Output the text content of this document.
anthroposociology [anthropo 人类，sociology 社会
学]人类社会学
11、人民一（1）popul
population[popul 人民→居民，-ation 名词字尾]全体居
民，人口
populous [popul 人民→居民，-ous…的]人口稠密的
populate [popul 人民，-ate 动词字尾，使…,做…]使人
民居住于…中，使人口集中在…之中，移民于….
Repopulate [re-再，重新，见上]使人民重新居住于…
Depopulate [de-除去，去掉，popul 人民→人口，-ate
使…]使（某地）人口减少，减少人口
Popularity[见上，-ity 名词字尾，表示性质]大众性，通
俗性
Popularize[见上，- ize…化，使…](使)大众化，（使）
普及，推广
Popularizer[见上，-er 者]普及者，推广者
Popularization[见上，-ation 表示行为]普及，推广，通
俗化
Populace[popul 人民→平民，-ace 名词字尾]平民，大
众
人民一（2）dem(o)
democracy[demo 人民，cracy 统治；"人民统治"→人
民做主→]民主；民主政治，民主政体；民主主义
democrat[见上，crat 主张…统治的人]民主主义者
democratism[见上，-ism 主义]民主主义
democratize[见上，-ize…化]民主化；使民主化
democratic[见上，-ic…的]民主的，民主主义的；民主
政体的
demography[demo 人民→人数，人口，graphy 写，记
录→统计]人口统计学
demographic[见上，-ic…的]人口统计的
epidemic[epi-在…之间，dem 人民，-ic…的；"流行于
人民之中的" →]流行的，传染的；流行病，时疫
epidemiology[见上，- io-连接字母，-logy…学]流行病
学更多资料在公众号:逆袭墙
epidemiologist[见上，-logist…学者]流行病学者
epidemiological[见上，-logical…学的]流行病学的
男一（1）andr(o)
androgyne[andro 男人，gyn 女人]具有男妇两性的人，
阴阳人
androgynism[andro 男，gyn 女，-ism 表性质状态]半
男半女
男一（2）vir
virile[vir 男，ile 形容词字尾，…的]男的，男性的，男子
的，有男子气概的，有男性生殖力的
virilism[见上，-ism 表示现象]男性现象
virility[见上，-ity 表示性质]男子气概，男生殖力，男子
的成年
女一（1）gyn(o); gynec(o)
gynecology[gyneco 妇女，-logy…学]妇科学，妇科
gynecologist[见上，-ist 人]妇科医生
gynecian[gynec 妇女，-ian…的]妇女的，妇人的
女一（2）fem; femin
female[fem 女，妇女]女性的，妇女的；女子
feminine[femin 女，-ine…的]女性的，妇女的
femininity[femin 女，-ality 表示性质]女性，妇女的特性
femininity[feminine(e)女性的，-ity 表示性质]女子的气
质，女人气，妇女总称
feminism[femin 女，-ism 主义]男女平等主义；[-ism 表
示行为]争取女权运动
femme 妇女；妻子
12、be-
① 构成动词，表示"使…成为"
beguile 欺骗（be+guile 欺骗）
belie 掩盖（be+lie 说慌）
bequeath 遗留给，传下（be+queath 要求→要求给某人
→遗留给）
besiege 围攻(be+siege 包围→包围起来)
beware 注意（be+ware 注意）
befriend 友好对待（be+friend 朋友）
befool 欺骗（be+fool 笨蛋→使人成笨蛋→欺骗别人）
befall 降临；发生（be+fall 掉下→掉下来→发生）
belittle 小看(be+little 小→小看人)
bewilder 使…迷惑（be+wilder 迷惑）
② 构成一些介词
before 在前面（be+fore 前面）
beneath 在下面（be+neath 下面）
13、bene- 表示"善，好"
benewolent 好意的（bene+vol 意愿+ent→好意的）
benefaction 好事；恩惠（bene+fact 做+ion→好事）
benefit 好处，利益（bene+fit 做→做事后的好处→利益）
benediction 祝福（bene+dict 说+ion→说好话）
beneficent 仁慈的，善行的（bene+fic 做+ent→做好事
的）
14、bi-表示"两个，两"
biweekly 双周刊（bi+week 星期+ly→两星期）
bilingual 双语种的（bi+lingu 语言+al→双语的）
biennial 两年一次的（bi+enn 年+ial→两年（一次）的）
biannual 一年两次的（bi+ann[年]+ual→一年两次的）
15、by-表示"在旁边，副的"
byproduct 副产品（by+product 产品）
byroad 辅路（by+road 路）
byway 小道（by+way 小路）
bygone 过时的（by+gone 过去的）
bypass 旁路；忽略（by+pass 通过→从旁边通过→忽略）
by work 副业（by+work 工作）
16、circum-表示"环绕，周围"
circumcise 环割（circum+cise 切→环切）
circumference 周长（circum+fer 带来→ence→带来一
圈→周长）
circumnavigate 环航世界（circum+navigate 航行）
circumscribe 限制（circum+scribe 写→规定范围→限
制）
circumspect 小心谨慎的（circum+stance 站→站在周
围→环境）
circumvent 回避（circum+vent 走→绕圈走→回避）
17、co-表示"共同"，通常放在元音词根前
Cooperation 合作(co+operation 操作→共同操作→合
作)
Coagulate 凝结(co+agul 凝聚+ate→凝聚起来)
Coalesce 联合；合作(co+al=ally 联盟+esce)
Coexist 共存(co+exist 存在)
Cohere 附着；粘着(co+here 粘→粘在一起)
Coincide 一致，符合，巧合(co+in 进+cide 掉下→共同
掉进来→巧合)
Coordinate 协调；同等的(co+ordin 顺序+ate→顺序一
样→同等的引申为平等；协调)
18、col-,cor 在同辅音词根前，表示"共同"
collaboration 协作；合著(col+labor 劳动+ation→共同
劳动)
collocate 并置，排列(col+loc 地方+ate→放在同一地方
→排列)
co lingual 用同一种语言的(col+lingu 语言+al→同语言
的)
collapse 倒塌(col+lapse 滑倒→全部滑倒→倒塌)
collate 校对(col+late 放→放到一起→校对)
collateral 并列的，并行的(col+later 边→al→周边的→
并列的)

_Instruction_
Reproduce the material above, every line of it, exactly.

_Solved exercise_
Output the text content of this document.
anthroposociology [anthropo 人类，sociology 社会
学]人类社会学
11、人民一（1）popul
population[popul 人民→居民，-ation 名词字尾]全体居
民，人口
populous [popul 人民→居民，-ous…的]人口稠密的
populate [popul 人民，-ate 动词字尾，使…,做…]使人
民居住于…中，使人口集中在…之中，移民于….
Repopulate [re-再，重新，见上]使人民重新居住于…
Depopulate [de-除去，去掉，popul 人民→人口，-ate
使…]使（某地）人口减少，减少人口
Popularity[见上，-ity 名词字尾，表示性质]大众性，通
俗性
Popularize[见上，- ize…化，使…](使)大众化，（使）
普及，推广
Popularizer[见上，-er 者]普及者，推广者
Popularization[见上，-ation 表示行为]普及，推广，通
俗化
Populace[popul 人民→平民，-ace 名词字尾]平民，大
众
人民一（2）dem(o)
democracy[demo 人民，cracy 统治；"人民统治"→人
民做主→]民主；民主政治，民主政体；民主主义
democrat[见上，crat 主张…统治的人]民主主义者
democratism[见上，-ism 主义]民主主义
democratize[见上，-ize…化]民主化；使民主化
democratic[见上，-ic…的]民主的，民主主义的；民主
政体的
demography[demo 人民→人数，人口，graphy 写，记
录→统计]人口统计学
demographic[见上，-ic…的]人口统计的
epidemic[epi-在…之间，dem 人民，-ic…的；"流行于
人民之中的" →]流行的，传染的；流行病，时疫
epidemiology[见上，- io-连接字母，-logy…学]流行病
学更多资料在公众号:逆袭墙
epidemiologist[见上，-logist…学者]流行病学者
epidemiological[见上，-logical…学的]流行病学的
男一（1）andr(o)
androgyne[andro 男人，gyn 女人]具有男妇两性的人，
阴阳人
androgynism[andro 男，gyn 女，-ism 表性质状态]半
男半女
男一（2）vir
virile[vir 男，ile 形容词字尾，…的]男的，男性的，男子
的，有男子气概的，有男性生殖力的
virilism[见上，-ism 表示现象]男性现象
virility[见上，-ity 表示性质]男子气概，男生殖力，男子
的成年
女一（1）gyn(o); gynec(o)
gynecology[gyneco 妇女，-logy…学]妇科学，妇科
gynecologist[见上，-ist 人]妇科医生
gynecian[gynec 妇女，-ian…的]妇女的，妇人的
女一（2）fem; femin
female[fem 女，妇女]女性的，妇女的；女子
feminine[femin 女，-ine…的]女性的，妇女的
femininity[femin 女，-ality 表示性质]女性，妇女的特性
femininity[feminine(e)女性的，-ity 表示性质]女子的气
质，女人气，妇女总称
feminism[femin 女，-ism 主义]男女平等主义；[-ism 表
示行为]争取女权运动
femme 妇女；妻子
12、be-
① 构成动词，表示"使…成为"
beguile 欺骗（be+guile 欺骗）
belie 掩盖（be+lie 说慌）
bequeath 遗留给，传下（be+queath 要求→要求给某人
→遗留给）
besiege 围攻(be+siege 包围→包围起来)
beware 注意（be+ware 注意）
befriend 友好对待（be+friend 朋友）
befool 欺骗（be+fool 笨蛋→使人成笨蛋→欺骗别人）
befall 降临；发生（be+fall 掉下→掉下来→发生）
belittle 小看(be+little 小→小看人)
bewilder 使…迷惑（be+wilder 迷惑）
② 构成一些介词
before 在前面（be+fore 前面）
beneath 在下面（be+neath 下面）
13、bene- 表示"善，好"
benewolent 好意的（bene+vol 意愿+ent→好意的）
benefaction 好事；恩惠（bene+fact 做+ion→好事）
benefit 好处，利益（bene+fit 做→做事后的好处→利益）
benediction 祝福（bene+dict 说+ion→说好话）
beneficent 仁慈的，善行的（bene+fic 做+ent→做好事
的）
14、bi-表示"两个，两"
biweekly 双周刊（bi+week 星期+ly→两星期）
bilingual 双语种的（bi+lingu 语言+al→双语的）
biennial 两年一次的（bi+enn 年+ial→两年（一次）的）
biannual 一年两次的（bi+ann[年]+ual→一年两次的）
15、by-表示"在旁边，副的"
byproduct 副产品（by+product 产品）
byroad 辅路（by+road 路）
byway 小道（by+way 小路）
bygone 过时的（by+gone 过去的）
bypass 旁路；忽略（by+pass 通过→从旁边通过→忽略）
by work 副业（by+work 工作）
16、circum-表示"环绕，周围"
circumcise 环割（circum+cise 切→环切）
circumference 周长（circum+fer 带来→ence→带来一
圈→周长）
circumnavigate 环航世界（circum+navigate 航行）
circumscribe 限制（circum+scribe 写→规定范围→限
制）
circumspect 小心谨慎的（circum+stance 站→站在周
围→环境）
circumvent 回避（circum+vent 走→绕圈走→回避）
17、co-表示"共同"，通常放在元音词根前
Cooperation 合作(co+operation 操作→共同操作→合
作)
Coagulate 凝结(co+agul 凝聚+ate→凝聚起来)
Coalesce 联合；合作(co+al=ally 联盟+esce)
Coexist 共存(co+exist 存在)
Cohere 附着；粘着(co+here 粘→粘在一起)
Coincide 一致，符合，巧合(co+in 进+cide 掉下→共同
掉进来→巧合)
Coordinate 协调；同等的(co+ordin 顺序+ate→顺序一
样→同等的引申为平等；协调)
18、col-,cor 在同辅音词根前，表示"共同"
collaboration 协作；合著(col+labor 劳动+ation→共同
劳动)
collocate 并置，排列(col+loc 地方+ate→放在同一地方
→排列)
co lingual 用同一种语言的(col+lingu 语言+al→同语言
的)
collapse 倒塌(col+lapse 滑倒→全部滑倒→倒塌)
collate 校对(col+late 放→放到一起→校对)
collateral 并列的，并行的(col+later 边→al→周边的→
并列的)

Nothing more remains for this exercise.